--- TASK OBJECTIVE ---
A single number is the answer: the count of lines below that contain "text".

--- RECORDS SUPPLIED ---
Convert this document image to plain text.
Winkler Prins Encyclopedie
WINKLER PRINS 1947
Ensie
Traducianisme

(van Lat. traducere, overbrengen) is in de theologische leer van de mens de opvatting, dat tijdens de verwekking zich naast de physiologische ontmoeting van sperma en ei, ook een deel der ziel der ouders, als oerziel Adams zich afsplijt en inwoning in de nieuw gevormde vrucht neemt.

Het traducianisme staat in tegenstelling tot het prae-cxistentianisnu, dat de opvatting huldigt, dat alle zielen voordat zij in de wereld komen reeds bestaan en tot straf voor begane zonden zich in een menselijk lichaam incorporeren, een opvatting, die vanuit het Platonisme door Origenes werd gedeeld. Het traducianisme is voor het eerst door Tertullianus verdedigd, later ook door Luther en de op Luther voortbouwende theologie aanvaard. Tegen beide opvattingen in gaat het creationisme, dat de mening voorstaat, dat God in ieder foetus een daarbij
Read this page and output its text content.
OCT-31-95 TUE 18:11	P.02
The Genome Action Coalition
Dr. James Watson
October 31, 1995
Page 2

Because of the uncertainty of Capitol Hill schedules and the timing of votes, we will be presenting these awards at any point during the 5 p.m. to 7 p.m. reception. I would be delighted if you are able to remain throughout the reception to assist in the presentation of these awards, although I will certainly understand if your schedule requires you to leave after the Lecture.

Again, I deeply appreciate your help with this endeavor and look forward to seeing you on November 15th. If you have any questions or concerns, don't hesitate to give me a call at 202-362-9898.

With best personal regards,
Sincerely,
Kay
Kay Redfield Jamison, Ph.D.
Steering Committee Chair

--- EXERCISE SOLUTION ---
2